Why integrations go wrong; an incomplete list
When I talk with customers about integration, often the focus is on the technology side of things. Can OutSystems integrate with X technology?
To which the answer is nearly always “Yes, and it’s actually quite easy.”
And yet, integration is almost always one of the main reasons projects get delayed. So how can that be?
Well, the hard part about integration is not building the integration, it is the organizational aspects around it. So, allow me to introduce you to an incomplete list of why integrations go wrong, and how to avoid it.
- We are ready, but they aren’t
The Laufenburg bridge crosses borders as well as water: One side is in Switzerland and one side in Germany. It was built by both countries from their own side and connected in the middle. They agreed upon measurements and started measuring from sea level. Only, Germans measurement for sea-level is 27 cm higher than the Swiss side. They compensated for this in the calculations… in the wrong direction. In the end, the German side was lowered to complete the bridge, leading to inevitable delays.
In many ways, your integration is a bridge to another country. First of all, you need to make sure that you both agree on where you meet, and what height sea-level has. Additionally, while integration can be done quickly on OutSystems side, the other side can often have difficulties meeting that same speed. So it is important to account in your project planning that sometimes you need to wait a couple of months for the other side of the integration to be ready. (Even if it can be executed fast in the technology, there might be planning or organizational barriers that cause delays.)

EXERCISE DETAILS
According to the article on integration, how much higher is the German measurement for sea level than the Swiss one? The data after this article on integration isn't needed.

DATA EXTRACT
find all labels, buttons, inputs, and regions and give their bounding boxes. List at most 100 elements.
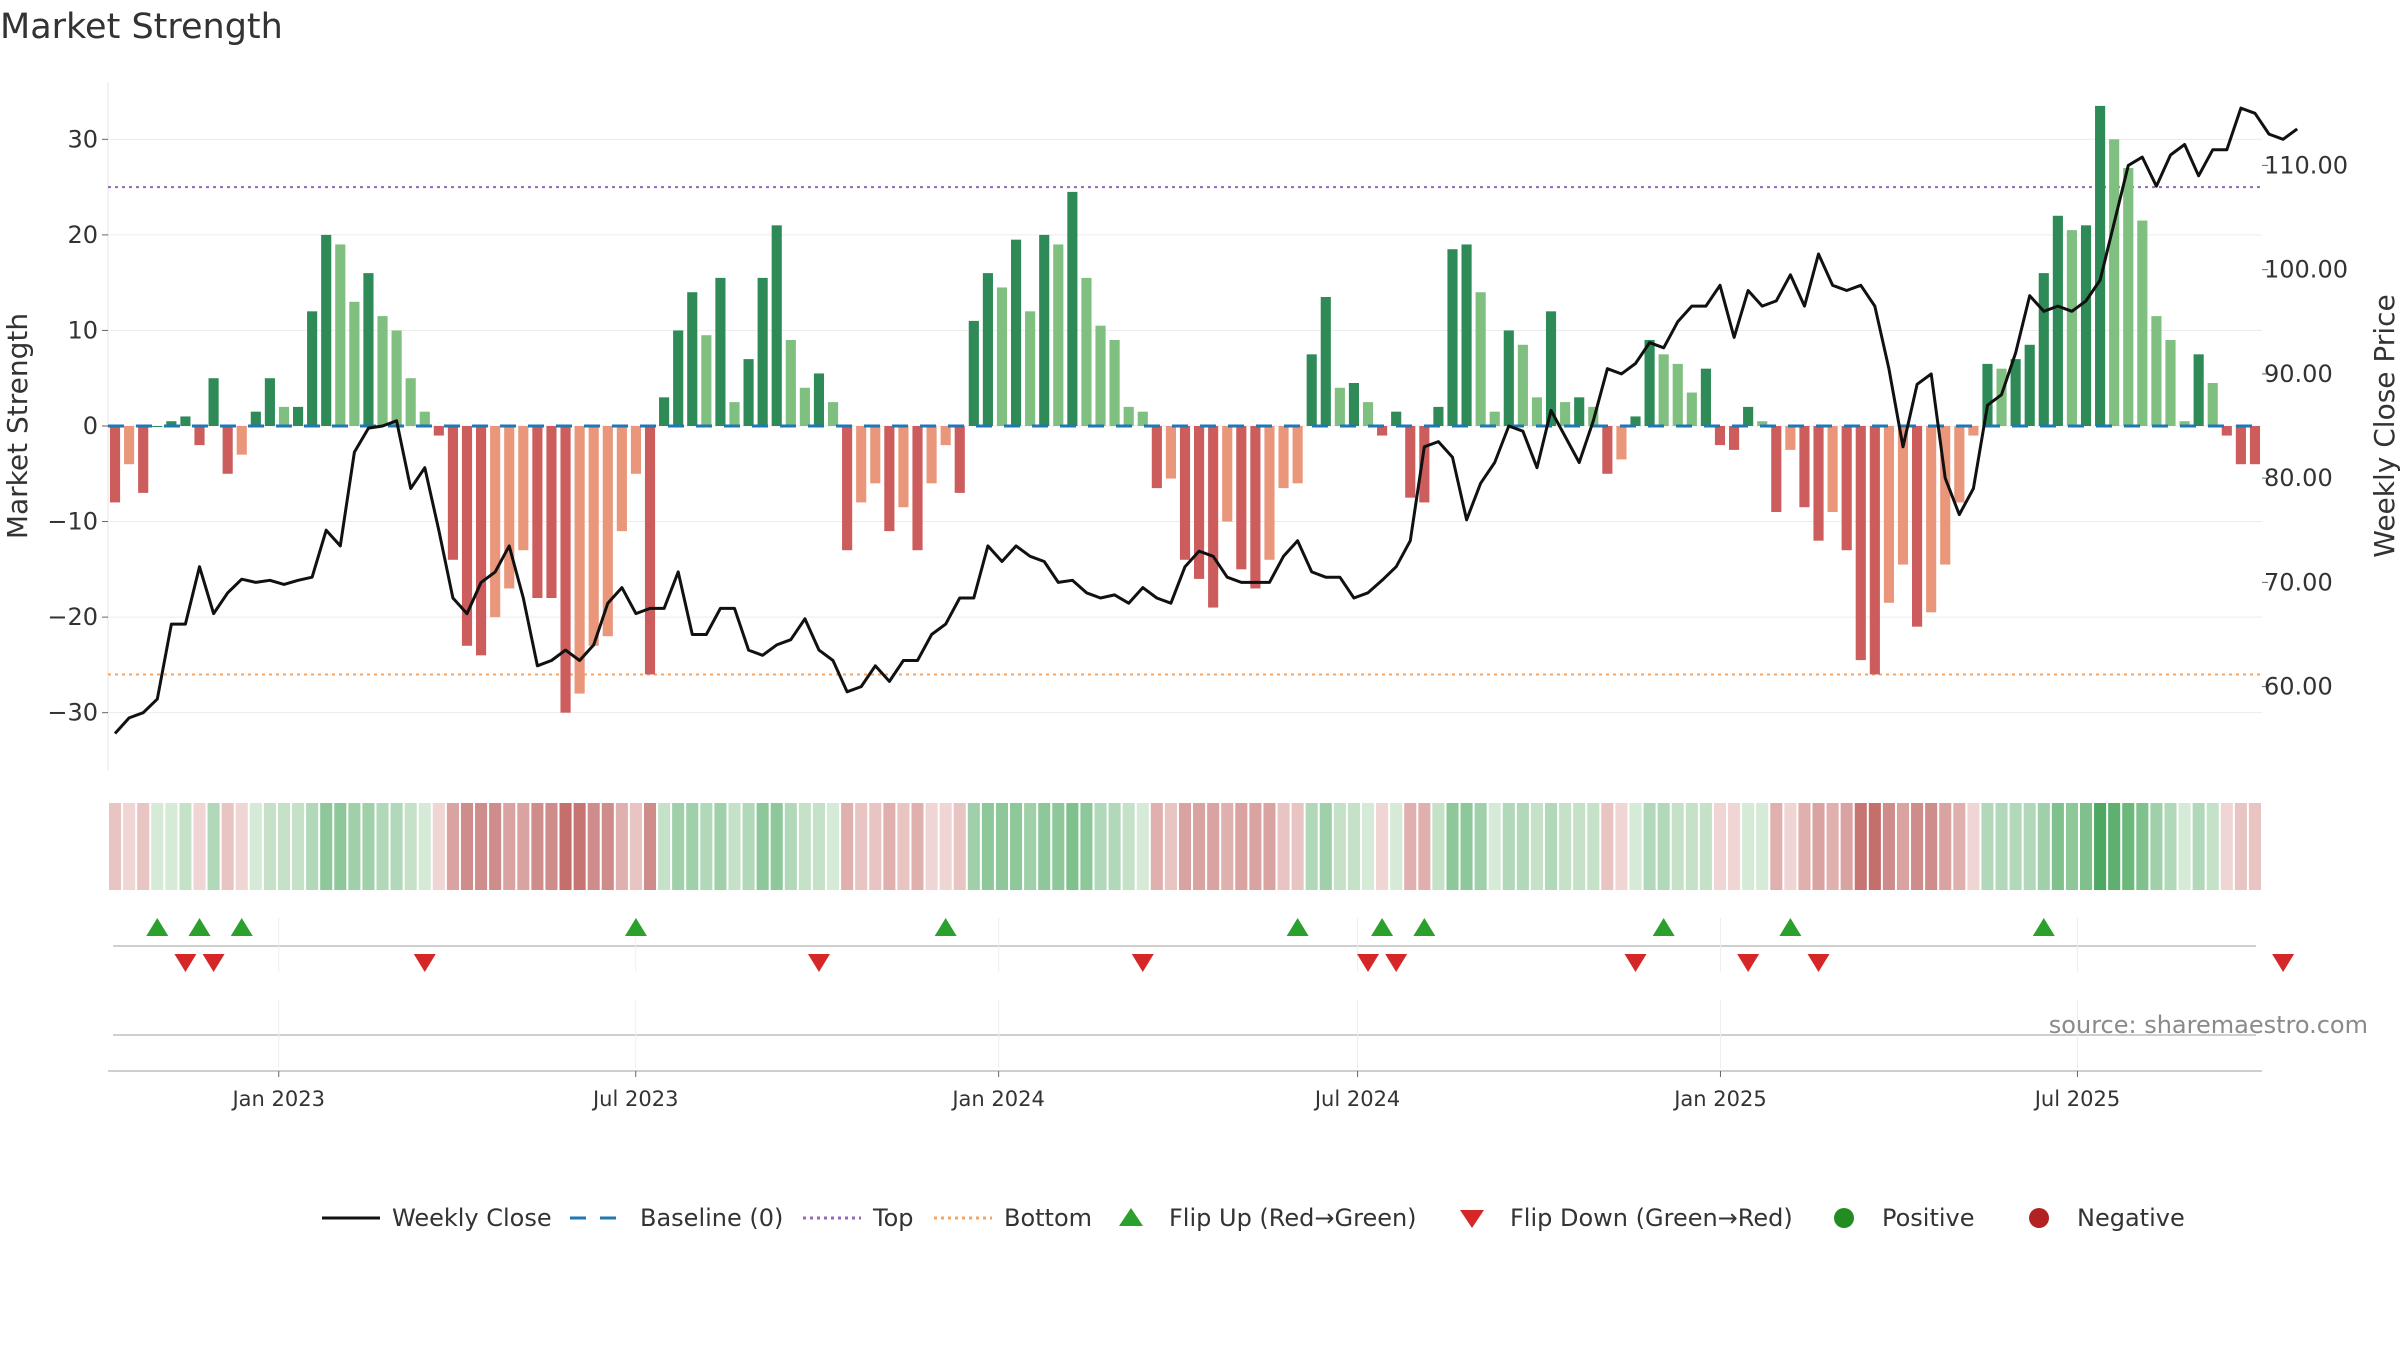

SOLUTION TO THE PROBLEM
27 cm higher.